Task prompt
Without including any pictures, write out all the entries exactly.

Provided information
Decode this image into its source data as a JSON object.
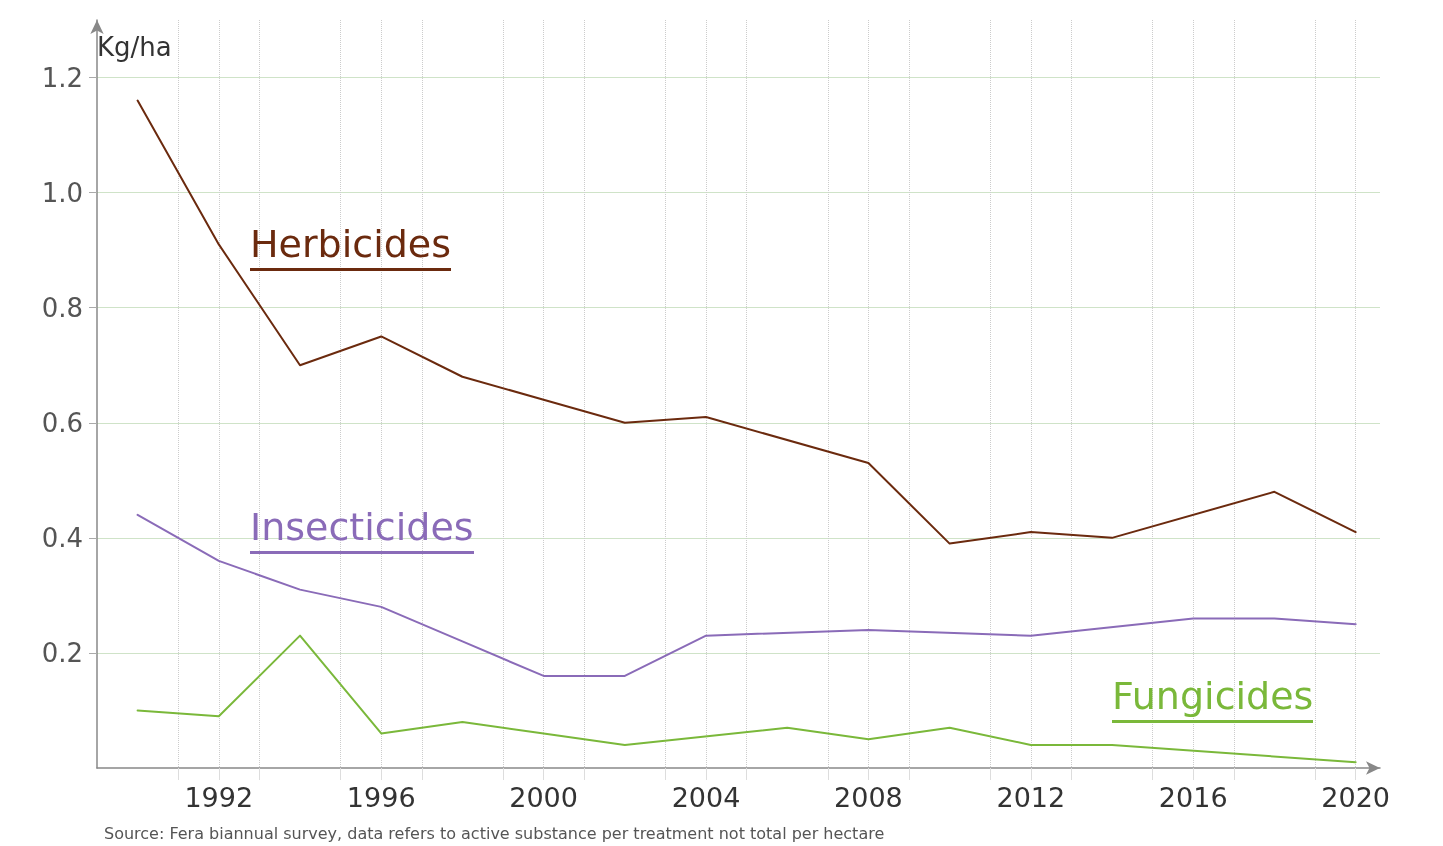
{
  "chart_data": {
    "type": "line",
    "ylabel": "Kg/ha",
    "annotations": [
      "Source: Fera biannual survey, data refers to active substance per treatment not total per hectare"
    ],
    "xlim": [
      1989,
      2020.6
    ],
    "ylim": [
      0,
      1.3
    ],
    "xticks": [
      {
        "value": 1991,
        "label": null
      },
      {
        "value": 1992,
        "label": "1992"
      },
      {
        "value": 1993,
        "label": null
      },
      {
        "value": 1995,
        "label": null
      },
      {
        "value": 1996,
        "label": "1996"
      },
      {
        "value": 1997,
        "label": null
      },
      {
        "value": 1999,
        "label": null
      },
      {
        "value": 2000,
        "label": "2000"
      },
      {
        "value": 2001,
        "label": null
      },
      {
        "value": 2003,
        "label": null
      },
      {
        "value": 2004,
        "label": "2004"
      },
      {
        "value": 2005,
        "label": null
      },
      {
        "value": 2007,
        "label": null
      },
      {
        "value": 2008,
        "label": "2008"
      },
      {
        "value": 2009,
        "label": null
      },
      {
        "value": 2011,
        "label": null
      },
      {
        "value": 2012,
        "label": "2012"
      },
      {
        "value": 2013,
        "label": null
      },
      {
        "value": 2015,
        "label": null
      },
      {
        "value": 2016,
        "label": "2016"
      },
      {
        "value": 2017,
        "label": null
      },
      {
        "value": 2019,
        "label": null
      },
      {
        "value": 2020,
        "label": "2020"
      }
    ],
    "yticks": [
      0.2,
      0.4,
      0.6,
      0.8,
      {
        "value": 1,
        "label": "1.0"
      },
      1.2
    ],
    "grid": true,
    "legend": false,
    "marker": "none",
    "line_style": "solid",
    "series": [
      {
        "name": "Herbicides",
        "color": "#6b2a0e",
        "x": [
          1990,
          1992,
          1994,
          1996,
          1998,
          2000,
          2002,
          2004,
          2008,
          2010,
          2012,
          2014,
          2018,
          2020
        ],
        "values": [
          1.16,
          0.91,
          0.7,
          0.75,
          0.68,
          0.64,
          0.6,
          0.61,
          0.53,
          0.39,
          0.41,
          0.4,
          0.48,
          0.41
        ]
      },
      {
        "name": "Insecticides",
        "color": "#8a6bb8",
        "x": [
          1990,
          1992,
          1994,
          1996,
          1998,
          2000,
          2002,
          2004,
          2008,
          2012,
          2016,
          2018,
          2020
        ],
        "values": [
          0.44,
          0.36,
          0.31,
          0.28,
          0.22,
          0.16,
          0.16,
          0.23,
          0.24,
          0.23,
          0.26,
          0.26,
          0.25
        ]
      },
      {
        "name": "Fungicides",
        "color": "#7ab83a",
        "x": [
          1990,
          1992,
          1994,
          1996,
          1998,
          2000,
          2002,
          2006,
          2008,
          2010,
          2012,
          2014,
          2020
        ],
        "values": [
          0.1,
          0.09,
          0.23,
          0.06,
          0.08,
          0.06,
          0.04,
          0.07,
          0.05,
          0.07,
          0.04,
          0.04,
          0.01
        ]
      }
    ]
  }
}
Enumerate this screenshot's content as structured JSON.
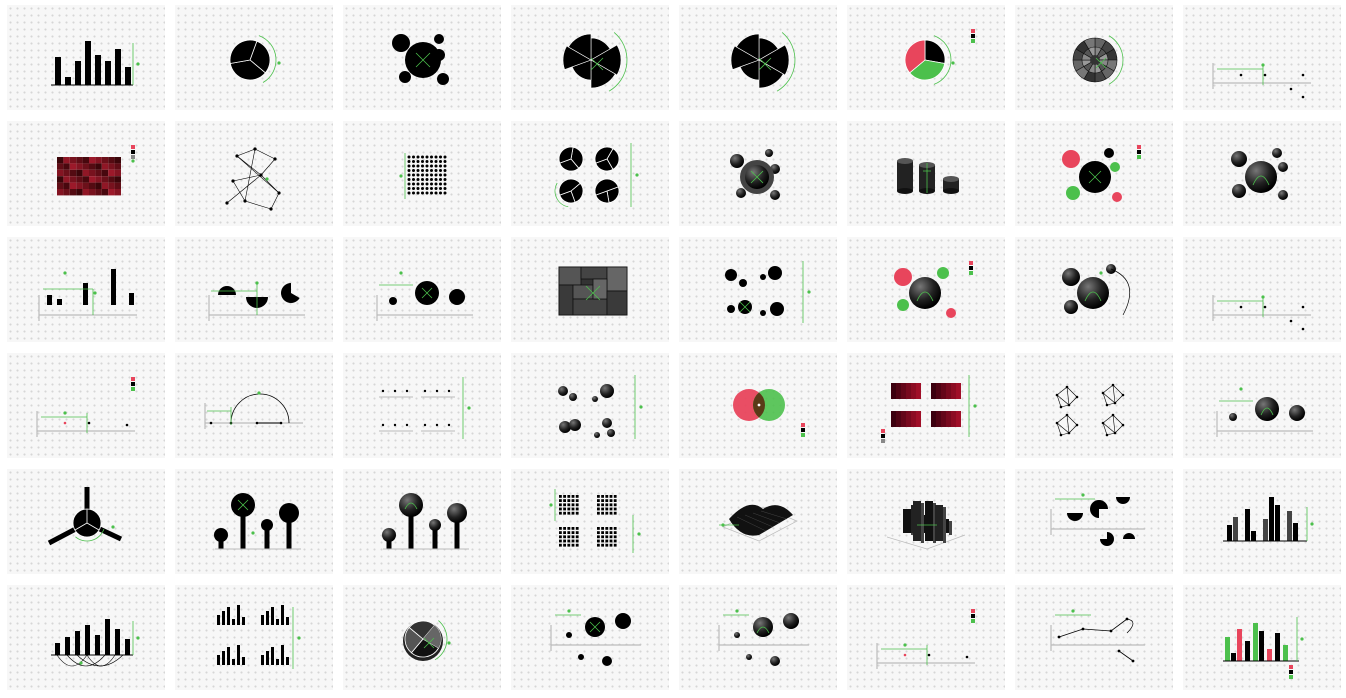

The output
Decode this image into its source data as a JSON object.
{
  "chart_data": {
    "type": "line",
    "ylabel": "Kg/ha",
    "annotations": [
      "Source: Fera biannual survey, data refers to active substance per treatment not total per hectare"
    ],
    "xlim": [
      1989,
      2020.6
    ],
    "ylim": [
      0,
      1.3
    ],
    "xticks": [
      {
        "value": 1991,
        "label": null
      },
      {
        "value": 1992,
        "label": "1992"
      },
      {
        "value": 1993,
        "label": null
      },
      {
        "value": 1995,
        "label": null
      },
      {
        "value": 1996,
        "label": "1996"
      },
      {
        "value": 1997,
        "label": null
      },
      {
        "value": 1999,
        "label": null
      },
      {
        "value": 2000,
        "label": "2000"
      },
      {
        "value": 2001,
        "label": null
      },
      {
        "value": 2003,
        "label": null
      },
      {
        "value": 2004,
        "label": "2004"
      },
      {
        "value": 2005,
        "label": null
      },
      {
        "value": 2007,
        "label": null
      },
      {
        "value": 2008,
        "label": "2008"
      },
      {
        "value": 2009,
        "label": null
      },
      {
        "value": 2011,
        "label": null
      },
      {
        "value": 2012,
        "label": "2012"
      },
      {
        "value": 2013,
        "label": null
      },
      {
        "value": 2015,
        "label": null
      },
      {
        "value": 2016,
        "label": "2016"
      },
      {
        "value": 2017,
        "label": null
      },
      {
        "value": 2019,
        "label": null
      },
      {
        "value": 2020,
        "label": "2020"
      }
    ],
    "yticks": [
      0.2,
      0.4,
      0.6,
      0.8,
      {
        "value": 1,
        "label": "1.0"
      },
      1.2
    ],
    "grid": true,
    "legend": false,
    "marker": "none",
    "line_style": "solid",
    "series": [
      {
        "name": "Herbicides",
        "color": "#6b2a0e",
        "x": [
          1990,
          1992,
          1994,
          1996,
          1998,
          2000,
          2002,
          2004,
          2008,
          2010,
          2012,
          2014,
          2018,
          2020
        ],
        "values": [
          1.16,
          0.91,
          0.7,
          0.75,
          0.68,
          0.64,
          0.6,
          0.61,
          0.53,
          0.39,
          0.41,
          0.4,
          0.48,
          0.41
        ]
      },
      {
        "name": "Insecticides",
        "color": "#8a6bb8",
        "x": [
          1990,
          1992,
          1994,
          1996,
          1998,
          2000,
          2002,
          2004,
          2008,
          2012,
          2016,
          2018,
          2020
        ],
        "values": [
          0.44,
          0.36,
          0.31,
          0.28,
          0.22,
          0.16,
          0.16,
          0.23,
          0.24,
          0.23,
          0.26,
          0.26,
          0.25
        ]
      },
      {
        "name": "Fungicides",
        "color": "#7ab83a",
        "x": [
          1990,
          1992,
          1994,
          1996,
          1998,
          2000,
          2002,
          2006,
          2008,
          2010,
          2012,
          2014,
          2020
        ],
        "values": [
          0.1,
          0.09,
          0.23,
          0.06,
          0.08,
          0.06,
          0.04,
          0.07,
          0.05,
          0.07,
          0.04,
          0.04,
          0.01
        ]
      }
    ]
  }
}
Enumerate this screenshot's content as structured JSON.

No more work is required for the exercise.